_Written instruction_
Scan the records for the word "แสงสว". Copy each line that includes it.

_Record list_
◆ ◆ ◆ ◆ ◆

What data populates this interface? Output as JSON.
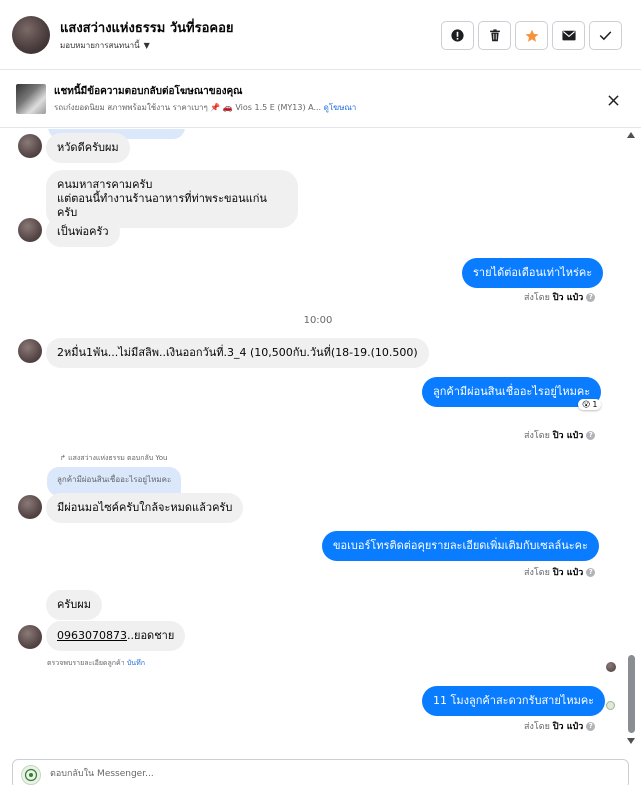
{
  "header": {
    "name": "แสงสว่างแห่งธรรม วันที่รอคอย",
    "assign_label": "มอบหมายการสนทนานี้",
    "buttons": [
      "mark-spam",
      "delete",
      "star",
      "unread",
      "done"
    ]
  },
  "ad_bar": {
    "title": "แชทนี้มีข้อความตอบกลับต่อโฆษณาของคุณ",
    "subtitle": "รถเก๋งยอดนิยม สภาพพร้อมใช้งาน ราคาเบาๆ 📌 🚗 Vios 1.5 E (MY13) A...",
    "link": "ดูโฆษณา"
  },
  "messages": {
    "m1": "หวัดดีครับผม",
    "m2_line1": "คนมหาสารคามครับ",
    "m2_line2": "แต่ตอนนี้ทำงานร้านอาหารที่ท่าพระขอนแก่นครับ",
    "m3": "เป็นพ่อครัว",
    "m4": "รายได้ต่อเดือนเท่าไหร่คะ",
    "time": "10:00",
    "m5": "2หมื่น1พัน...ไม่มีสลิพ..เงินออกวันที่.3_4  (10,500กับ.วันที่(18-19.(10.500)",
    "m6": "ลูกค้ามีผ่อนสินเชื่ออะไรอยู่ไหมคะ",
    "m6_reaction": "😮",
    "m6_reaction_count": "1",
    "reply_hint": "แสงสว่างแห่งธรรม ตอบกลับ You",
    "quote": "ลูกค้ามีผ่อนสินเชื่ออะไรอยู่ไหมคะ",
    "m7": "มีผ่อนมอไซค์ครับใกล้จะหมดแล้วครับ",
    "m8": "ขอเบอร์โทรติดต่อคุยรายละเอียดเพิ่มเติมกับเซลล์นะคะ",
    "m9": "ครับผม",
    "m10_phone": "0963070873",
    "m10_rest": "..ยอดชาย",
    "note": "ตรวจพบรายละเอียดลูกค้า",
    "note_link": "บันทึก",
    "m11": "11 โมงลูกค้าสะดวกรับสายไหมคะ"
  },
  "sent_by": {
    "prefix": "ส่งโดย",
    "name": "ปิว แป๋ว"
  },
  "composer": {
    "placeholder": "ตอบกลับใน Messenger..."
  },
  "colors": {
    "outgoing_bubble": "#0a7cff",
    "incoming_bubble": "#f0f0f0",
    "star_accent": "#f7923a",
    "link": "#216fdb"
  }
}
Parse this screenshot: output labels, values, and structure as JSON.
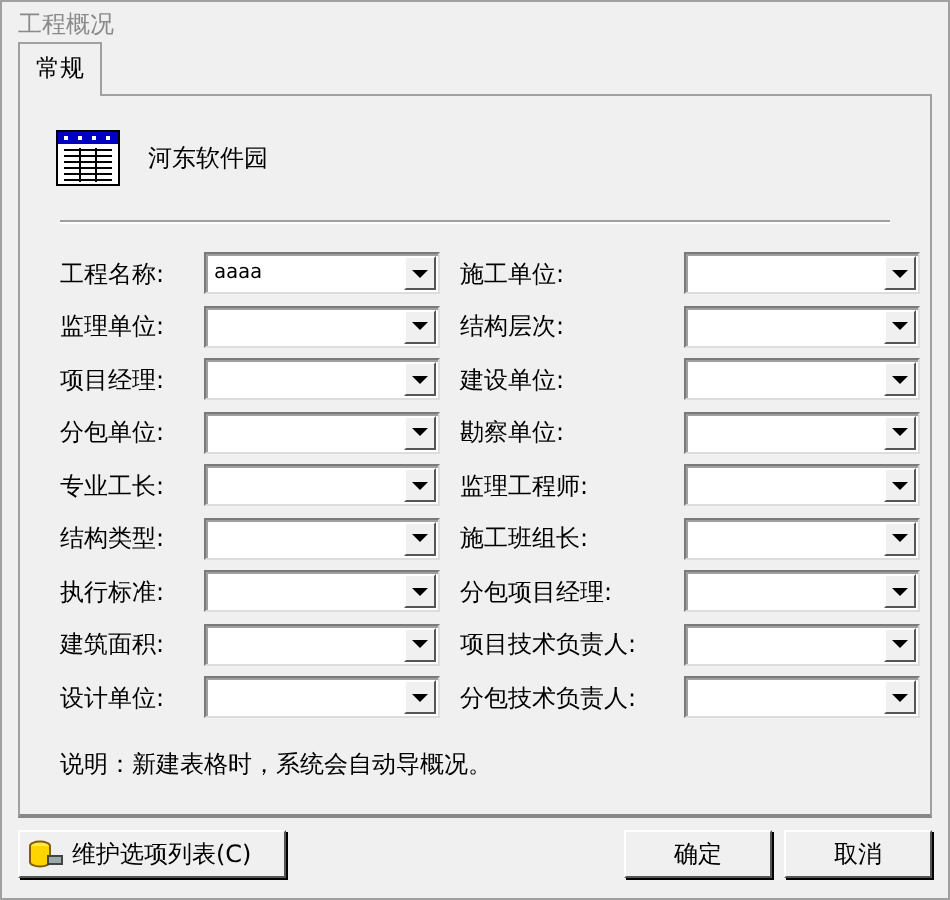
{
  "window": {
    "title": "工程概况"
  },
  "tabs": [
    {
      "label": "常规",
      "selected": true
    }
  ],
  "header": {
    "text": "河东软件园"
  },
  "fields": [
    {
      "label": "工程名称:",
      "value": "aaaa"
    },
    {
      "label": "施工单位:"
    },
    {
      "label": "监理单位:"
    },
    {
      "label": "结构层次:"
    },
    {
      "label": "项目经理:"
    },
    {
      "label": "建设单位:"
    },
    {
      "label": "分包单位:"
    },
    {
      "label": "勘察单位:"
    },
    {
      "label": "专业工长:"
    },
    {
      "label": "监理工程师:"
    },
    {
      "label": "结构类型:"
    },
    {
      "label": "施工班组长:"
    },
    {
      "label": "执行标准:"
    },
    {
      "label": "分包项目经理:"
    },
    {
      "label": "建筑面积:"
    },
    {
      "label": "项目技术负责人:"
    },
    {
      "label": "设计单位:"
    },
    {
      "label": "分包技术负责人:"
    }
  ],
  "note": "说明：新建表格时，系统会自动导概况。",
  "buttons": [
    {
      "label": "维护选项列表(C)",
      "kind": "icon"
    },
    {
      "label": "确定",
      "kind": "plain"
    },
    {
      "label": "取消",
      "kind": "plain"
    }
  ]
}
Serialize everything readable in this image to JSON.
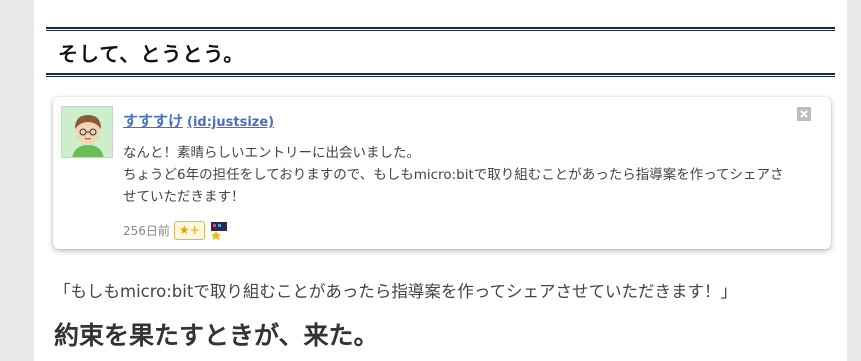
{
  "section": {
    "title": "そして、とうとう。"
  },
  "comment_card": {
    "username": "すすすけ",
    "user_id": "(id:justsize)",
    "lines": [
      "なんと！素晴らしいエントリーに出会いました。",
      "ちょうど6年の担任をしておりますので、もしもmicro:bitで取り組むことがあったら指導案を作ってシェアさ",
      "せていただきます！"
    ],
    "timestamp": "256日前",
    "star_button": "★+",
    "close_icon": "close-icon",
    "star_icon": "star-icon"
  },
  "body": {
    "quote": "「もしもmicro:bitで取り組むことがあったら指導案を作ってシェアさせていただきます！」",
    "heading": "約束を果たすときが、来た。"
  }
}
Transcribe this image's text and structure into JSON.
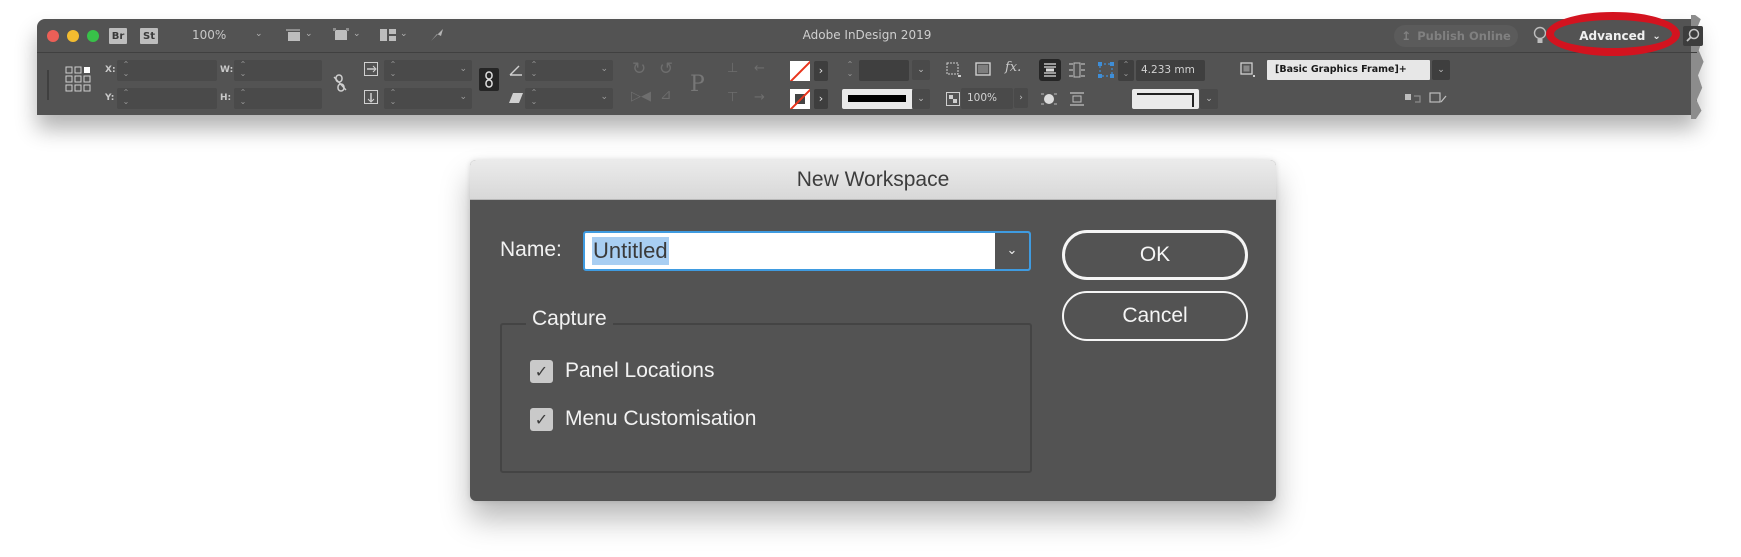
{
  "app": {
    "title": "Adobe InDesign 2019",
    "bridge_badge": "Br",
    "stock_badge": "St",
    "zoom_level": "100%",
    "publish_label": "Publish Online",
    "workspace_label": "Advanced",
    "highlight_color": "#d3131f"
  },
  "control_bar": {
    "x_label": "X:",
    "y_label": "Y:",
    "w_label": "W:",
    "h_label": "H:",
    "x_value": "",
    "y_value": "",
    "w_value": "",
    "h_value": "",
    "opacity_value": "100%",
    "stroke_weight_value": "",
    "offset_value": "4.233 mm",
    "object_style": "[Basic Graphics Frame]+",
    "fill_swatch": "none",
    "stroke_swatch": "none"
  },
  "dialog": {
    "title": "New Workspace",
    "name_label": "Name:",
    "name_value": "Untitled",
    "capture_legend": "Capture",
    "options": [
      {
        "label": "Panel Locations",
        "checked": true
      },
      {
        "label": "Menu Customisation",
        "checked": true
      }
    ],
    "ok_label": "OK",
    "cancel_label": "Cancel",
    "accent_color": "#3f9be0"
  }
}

◆ ◆ ◆ ◆ ◆

_Finished task_
    "name": "แสงสว่างแห่งธรรม วันที่รอคอย",
    "reply_hint": "แสงสว่างแห่งธรรม ตอบกลับ You",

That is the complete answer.